▶ [Exercise objective]: Every line below is to be quoted exactly, with nothing added or dropped.
———
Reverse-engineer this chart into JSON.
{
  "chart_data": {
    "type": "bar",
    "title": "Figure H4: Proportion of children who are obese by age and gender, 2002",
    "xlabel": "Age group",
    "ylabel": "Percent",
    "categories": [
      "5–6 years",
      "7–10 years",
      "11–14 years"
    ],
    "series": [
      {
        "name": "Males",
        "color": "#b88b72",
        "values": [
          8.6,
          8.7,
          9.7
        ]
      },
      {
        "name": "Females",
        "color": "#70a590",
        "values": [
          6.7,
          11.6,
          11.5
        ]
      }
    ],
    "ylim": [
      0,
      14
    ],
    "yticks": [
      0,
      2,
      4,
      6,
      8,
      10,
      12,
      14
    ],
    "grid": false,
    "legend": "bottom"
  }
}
———
▶ [Problem solution]:
Reverse-engineer this chart into JSON.
{
  "chart_data": {
    "type": "bar",
    "title": "Figure H4: Proportion of children who are obese by age and gender, 2002",
    "xlabel": "Age group",
    "ylabel": "Percent",
    "categories": [
      "5–6 years",
      "7–10 years",
      "11–14 years"
    ],
    "series": [
      {
        "name": "Males",
        "color": "#b88b72",
        "values": [
          8.6,
          8.7,
          9.7
        ]
      },
      {
        "name": "Females",
        "color": "#70a590",
        "values": [
          6.7,
          11.6,
          11.5
        ]
      }
    ],
    "ylim": [
      0,
      14
    ],
    "yticks": [
      0,
      2,
      4,
      6,
      8,
      10,
      12,
      14
    ],
    "grid": false,
    "legend": "bottom"
  }
}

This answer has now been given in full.